begin DATA FOR PROCESSING

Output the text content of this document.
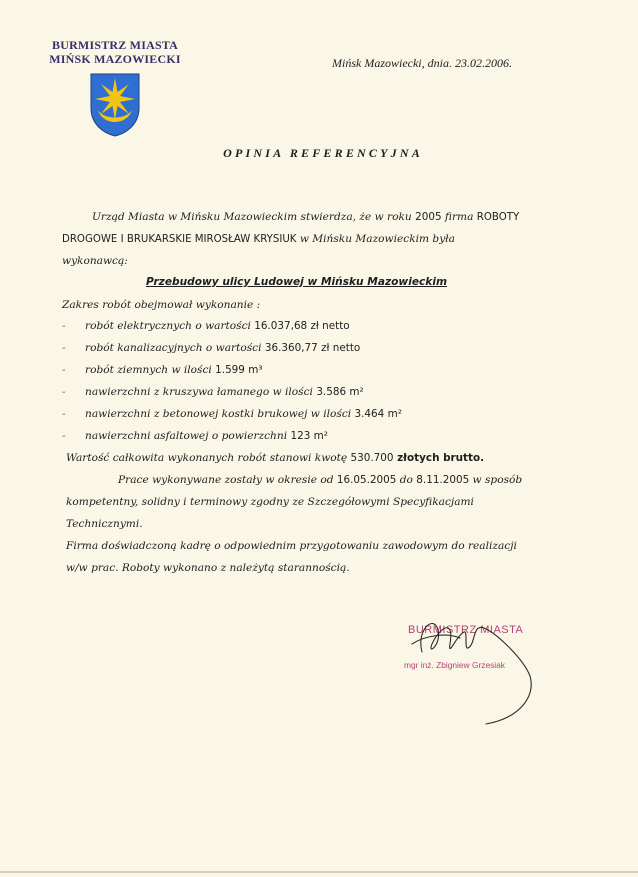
BURMISTRZ MIASTA
MIŃSK MAZOWIECKI	Mińsk Mazowiecki, dnia. 23.02.2006.
OPINIA REFERENCYJNA
Urząd Miasta w Mińsku Mazowieckim stwierdza, że w roku 2005 firma ROBOTY
DROGOWE I BRUKARSKIE MIROSŁAW KRYSIUK w Mińsku Mazowieckim była
wykonawcą:
Przebudowy ulicy Ludowej w Mińsku Mazowieckim
Zakres robót obejmował wykonanie :
- robót elektrycznych o wartości 16.037,68 zł netto
- robót kanalizacyjnych o wartości 36.360,77 zł netto
- robót ziemnych w ilości 1.599 m³
- nawierzchni z kruszywa łamanego w ilości 3.586 m²
- nawierzchni z betonowej kostki brukowej w ilości 3.464 m²
- nawierzchni asfaltowej o powierzchni 123 m²
Wartość całkowita wykonanych robót stanowi kwotę 530.700 złotych brutto.
Prace wykonywane zostały w okresie od 16.05.2005 do 8.11.2005 w sposób
kompetentny, solidny i terminowy zgodny ze Szczegółowymi Specyfikacjami
Technicznymi.
Firma doświadczoną kadrę o odpowiednim przygotowaniu zawodowym do realizacji
w/w prac. Roboty wykonano z należytą starannością.
BURMISTRZ MIASTA
mgr inż. Zbigniew Grzesiak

end DATA FOR PROCESSING

§ **GIVEN TASK**: Gather each line that holds "ilości".

§ **EXERCISE RESPONSE**:
- robót ziemnych w ilości 1.599 m³
- nawierzchni z kruszywa łamanego w ilości 3.586 m²
- nawierzchni z betonowej kostki brukowej w ilości 3.464 m²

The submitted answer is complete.